> **REQUEST**
State how many lines in the records hold the word "meetings", giving the number and no other text.

> **ROWS**
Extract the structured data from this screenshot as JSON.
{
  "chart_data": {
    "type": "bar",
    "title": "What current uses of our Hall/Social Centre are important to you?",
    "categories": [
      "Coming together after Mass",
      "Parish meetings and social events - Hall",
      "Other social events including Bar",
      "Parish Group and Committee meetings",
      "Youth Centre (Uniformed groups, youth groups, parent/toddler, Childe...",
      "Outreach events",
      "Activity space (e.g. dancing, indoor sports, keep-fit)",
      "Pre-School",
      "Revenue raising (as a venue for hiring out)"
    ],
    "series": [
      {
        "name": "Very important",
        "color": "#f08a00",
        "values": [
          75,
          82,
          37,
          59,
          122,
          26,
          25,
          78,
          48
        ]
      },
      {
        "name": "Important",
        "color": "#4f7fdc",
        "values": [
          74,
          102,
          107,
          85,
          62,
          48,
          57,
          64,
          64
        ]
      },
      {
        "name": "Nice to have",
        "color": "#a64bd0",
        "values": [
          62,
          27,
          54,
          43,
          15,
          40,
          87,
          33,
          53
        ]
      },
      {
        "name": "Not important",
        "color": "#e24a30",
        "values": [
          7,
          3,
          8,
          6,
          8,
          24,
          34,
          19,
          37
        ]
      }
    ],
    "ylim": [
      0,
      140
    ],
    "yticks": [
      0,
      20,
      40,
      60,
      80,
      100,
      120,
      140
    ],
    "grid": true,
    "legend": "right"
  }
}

> **RESULT**
2